## EXERCISE INSTRUCTIONS
Go through the entries below and write each one out exactly.
-- Begin INFORMATION PROVIDED --
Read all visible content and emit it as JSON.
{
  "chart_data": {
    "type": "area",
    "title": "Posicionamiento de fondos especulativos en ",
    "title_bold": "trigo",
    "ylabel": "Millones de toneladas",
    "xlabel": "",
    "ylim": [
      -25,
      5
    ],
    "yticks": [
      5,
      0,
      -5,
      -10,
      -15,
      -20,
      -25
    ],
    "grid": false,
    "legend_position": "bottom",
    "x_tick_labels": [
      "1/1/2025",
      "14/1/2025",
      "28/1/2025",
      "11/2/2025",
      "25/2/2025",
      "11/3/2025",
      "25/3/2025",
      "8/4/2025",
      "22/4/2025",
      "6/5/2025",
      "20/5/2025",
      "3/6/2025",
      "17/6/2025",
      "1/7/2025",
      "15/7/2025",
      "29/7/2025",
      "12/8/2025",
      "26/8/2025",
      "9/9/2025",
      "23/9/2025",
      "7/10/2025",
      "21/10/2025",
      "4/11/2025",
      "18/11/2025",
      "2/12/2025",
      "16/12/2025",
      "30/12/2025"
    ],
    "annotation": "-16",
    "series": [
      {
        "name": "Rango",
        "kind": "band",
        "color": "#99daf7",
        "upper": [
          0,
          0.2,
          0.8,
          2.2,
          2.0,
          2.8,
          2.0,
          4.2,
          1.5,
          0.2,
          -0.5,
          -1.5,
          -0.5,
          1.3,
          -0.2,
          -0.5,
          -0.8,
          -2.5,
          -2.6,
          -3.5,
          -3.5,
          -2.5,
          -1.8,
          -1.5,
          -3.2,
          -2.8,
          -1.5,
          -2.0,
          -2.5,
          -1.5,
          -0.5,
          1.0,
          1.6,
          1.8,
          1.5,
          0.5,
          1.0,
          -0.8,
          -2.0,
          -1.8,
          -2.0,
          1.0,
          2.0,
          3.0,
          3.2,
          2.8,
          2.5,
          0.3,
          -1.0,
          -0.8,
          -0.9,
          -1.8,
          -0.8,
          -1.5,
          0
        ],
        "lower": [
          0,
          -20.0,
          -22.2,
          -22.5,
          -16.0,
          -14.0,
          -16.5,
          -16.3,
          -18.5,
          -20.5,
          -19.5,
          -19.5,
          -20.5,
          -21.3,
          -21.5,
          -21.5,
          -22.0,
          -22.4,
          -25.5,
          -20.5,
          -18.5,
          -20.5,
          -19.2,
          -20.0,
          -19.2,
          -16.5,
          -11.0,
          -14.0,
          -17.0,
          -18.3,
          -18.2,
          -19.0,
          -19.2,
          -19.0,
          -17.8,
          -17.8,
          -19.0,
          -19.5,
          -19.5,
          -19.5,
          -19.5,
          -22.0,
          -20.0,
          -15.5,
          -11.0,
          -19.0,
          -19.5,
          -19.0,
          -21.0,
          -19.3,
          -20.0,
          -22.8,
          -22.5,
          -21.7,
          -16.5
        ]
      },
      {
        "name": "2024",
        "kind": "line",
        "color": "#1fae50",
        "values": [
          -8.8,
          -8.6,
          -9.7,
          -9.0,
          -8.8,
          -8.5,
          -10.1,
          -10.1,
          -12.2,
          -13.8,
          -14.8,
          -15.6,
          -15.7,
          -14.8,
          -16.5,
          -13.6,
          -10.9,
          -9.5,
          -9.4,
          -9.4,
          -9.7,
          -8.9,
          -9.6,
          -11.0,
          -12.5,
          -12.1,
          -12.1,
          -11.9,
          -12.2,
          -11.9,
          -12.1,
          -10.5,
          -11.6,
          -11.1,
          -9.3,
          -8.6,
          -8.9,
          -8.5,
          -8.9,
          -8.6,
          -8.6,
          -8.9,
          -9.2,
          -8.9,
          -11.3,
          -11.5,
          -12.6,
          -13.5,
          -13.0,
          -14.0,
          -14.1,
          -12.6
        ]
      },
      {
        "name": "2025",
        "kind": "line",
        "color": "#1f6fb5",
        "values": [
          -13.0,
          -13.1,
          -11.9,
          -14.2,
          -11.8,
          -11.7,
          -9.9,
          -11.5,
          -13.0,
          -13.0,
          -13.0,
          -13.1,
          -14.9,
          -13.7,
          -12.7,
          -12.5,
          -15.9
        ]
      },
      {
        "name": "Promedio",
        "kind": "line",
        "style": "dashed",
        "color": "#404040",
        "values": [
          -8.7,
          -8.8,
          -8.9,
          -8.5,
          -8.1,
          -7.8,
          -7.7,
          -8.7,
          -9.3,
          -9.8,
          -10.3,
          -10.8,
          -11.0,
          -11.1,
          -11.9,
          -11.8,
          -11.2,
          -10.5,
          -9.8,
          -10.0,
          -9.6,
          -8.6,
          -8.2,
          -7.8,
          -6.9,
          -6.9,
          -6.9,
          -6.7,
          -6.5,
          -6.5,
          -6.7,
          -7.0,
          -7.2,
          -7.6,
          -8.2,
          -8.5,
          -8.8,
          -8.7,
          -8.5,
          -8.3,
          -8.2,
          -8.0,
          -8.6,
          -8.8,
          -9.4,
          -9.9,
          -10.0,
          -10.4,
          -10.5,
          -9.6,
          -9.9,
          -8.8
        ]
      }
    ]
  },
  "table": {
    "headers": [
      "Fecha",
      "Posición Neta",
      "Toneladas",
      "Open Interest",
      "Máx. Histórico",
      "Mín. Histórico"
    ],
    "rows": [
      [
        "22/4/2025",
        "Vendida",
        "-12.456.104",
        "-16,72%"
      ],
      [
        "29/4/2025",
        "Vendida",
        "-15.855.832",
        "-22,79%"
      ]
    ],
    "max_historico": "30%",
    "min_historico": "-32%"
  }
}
-- End INFORMATION PROVIDED --
## TASK ANSWER
Read all visible content and emit it as JSON.
{
  "chart_data": {
    "type": "area",
    "title": "Posicionamiento de fondos especulativos en ",
    "title_bold": "trigo",
    "ylabel": "Millones de toneladas",
    "xlabel": "",
    "ylim": [
      -25,
      5
    ],
    "yticks": [
      5,
      0,
      -5,
      -10,
      -15,
      -20,
      -25
    ],
    "grid": false,
    "legend_position": "bottom",
    "x_tick_labels": [
      "1/1/2025",
      "14/1/2025",
      "28/1/2025",
      "11/2/2025",
      "25/2/2025",
      "11/3/2025",
      "25/3/2025",
      "8/4/2025",
      "22/4/2025",
      "6/5/2025",
      "20/5/2025",
      "3/6/2025",
      "17/6/2025",
      "1/7/2025",
      "15/7/2025",
      "29/7/2025",
      "12/8/2025",
      "26/8/2025",
      "9/9/2025",
      "23/9/2025",
      "7/10/2025",
      "21/10/2025",
      "4/11/2025",
      "18/11/2025",
      "2/12/2025",
      "16/12/2025",
      "30/12/2025"
    ],
    "annotation": "-16",
    "series": [
      {
        "name": "Rango",
        "kind": "band",
        "color": "#99daf7",
        "upper": [
          0,
          0.2,
          0.8,
          2.2,
          2.0,
          2.8,
          2.0,
          4.2,
          1.5,
          0.2,
          -0.5,
          -1.5,
          -0.5,
          1.3,
          -0.2,
          -0.5,
          -0.8,
          -2.5,
          -2.6,
          -3.5,
          -3.5,
          -2.5,
          -1.8,
          -1.5,
          -3.2,
          -2.8,
          -1.5,
          -2.0,
          -2.5,
          -1.5,
          -0.5,
          1.0,
          1.6,
          1.8,
          1.5,
          0.5,
          1.0,
          -0.8,
          -2.0,
          -1.8,
          -2.0,
          1.0,
          2.0,
          3.0,
          3.2,
          2.8,
          2.5,
          0.3,
          -1.0,
          -0.8,
          -0.9,
          -1.8,
          -0.8,
          -1.5,
          0
        ],
        "lower": [
          0,
          -20.0,
          -22.2,
          -22.5,
          -16.0,
          -14.0,
          -16.5,
          -16.3,
          -18.5,
          -20.5,
          -19.5,
          -19.5,
          -20.5,
          -21.3,
          -21.5,
          -21.5,
          -22.0,
          -22.4,
          -25.5,
          -20.5,
          -18.5,
          -20.5,
          -19.2,
          -20.0,
          -19.2,
          -16.5,
          -11.0,
          -14.0,
          -17.0,
          -18.3,
          -18.2,
          -19.0,
          -19.2,
          -19.0,
          -17.8,
          -17.8,
          -19.0,
          -19.5,
          -19.5,
          -19.5,
          -19.5,
          -22.0,
          -20.0,
          -15.5,
          -11.0,
          -19.0,
          -19.5,
          -19.0,
          -21.0,
          -19.3,
          -20.0,
          -22.8,
          -22.5,
          -21.7,
          -16.5
        ]
      },
      {
        "name": "2024",
        "kind": "line",
        "color": "#1fae50",
        "values": [
          -8.8,
          -8.6,
          -9.7,
          -9.0,
          -8.8,
          -8.5,
          -10.1,
          -10.1,
          -12.2,
          -13.8,
          -14.8,
          -15.6,
          -15.7,
          -14.8,
          -16.5,
          -13.6,
          -10.9,
          -9.5,
          -9.4,
          -9.4,
          -9.7,
          -8.9,
          -9.6,
          -11.0,
          -12.5,
          -12.1,
          -12.1,
          -11.9,
          -12.2,
          -11.9,
          -12.1,
          -10.5,
          -11.6,
          -11.1,
          -9.3,
          -8.6,
          -8.9,
          -8.5,
          -8.9,
          -8.6,
          -8.6,
          -8.9,
          -9.2,
          -8.9,
          -11.3,
          -11.5,
          -12.6,
          -13.5,
          -13.0,
          -14.0,
          -14.1,
          -12.6
        ]
      },
      {
        "name": "2025",
        "kind": "line",
        "color": "#1f6fb5",
        "values": [
          -13.0,
          -13.1,
          -11.9,
          -14.2,
          -11.8,
          -11.7,
          -9.9,
          -11.5,
          -13.0,
          -13.0,
          -13.0,
          -13.1,
          -14.9,
          -13.7,
          -12.7,
          -12.5,
          -15.9
        ]
      },
      {
        "name": "Promedio",
        "kind": "line",
        "style": "dashed",
        "color": "#404040",
        "values": [
          -8.7,
          -8.8,
          -8.9,
          -8.5,
          -8.1,
          -7.8,
          -7.7,
          -8.7,
          -9.3,
          -9.8,
          -10.3,
          -10.8,
          -11.0,
          -11.1,
          -11.9,
          -11.8,
          -11.2,
          -10.5,
          -9.8,
          -10.0,
          -9.6,
          -8.6,
          -8.2,
          -7.8,
          -6.9,
          -6.9,
          -6.9,
          -6.7,
          -6.5,
          -6.5,
          -6.7,
          -7.0,
          -7.2,
          -7.6,
          -8.2,
          -8.5,
          -8.8,
          -8.7,
          -8.5,
          -8.3,
          -8.2,
          -8.0,
          -8.6,
          -8.8,
          -9.4,
          -9.9,
          -10.0,
          -10.4,
          -10.5,
          -9.6,
          -9.9,
          -8.8
        ]
      }
    ]
  },
  "table": {
    "headers": [
      "Fecha",
      "Posición Neta",
      "Toneladas",
      "Open Interest",
      "Máx. Histórico",
      "Mín. Histórico"
    ],
    "rows": [
      [
        "22/4/2025",
        "Vendida",
        "-12.456.104",
        "-16,72%"
      ],
      [
        "29/4/2025",
        "Vendida",
        "-15.855.832",
        "-22,79%"
      ]
    ],
    "max_historico": "30%",
    "min_historico": "-32%"
  }
}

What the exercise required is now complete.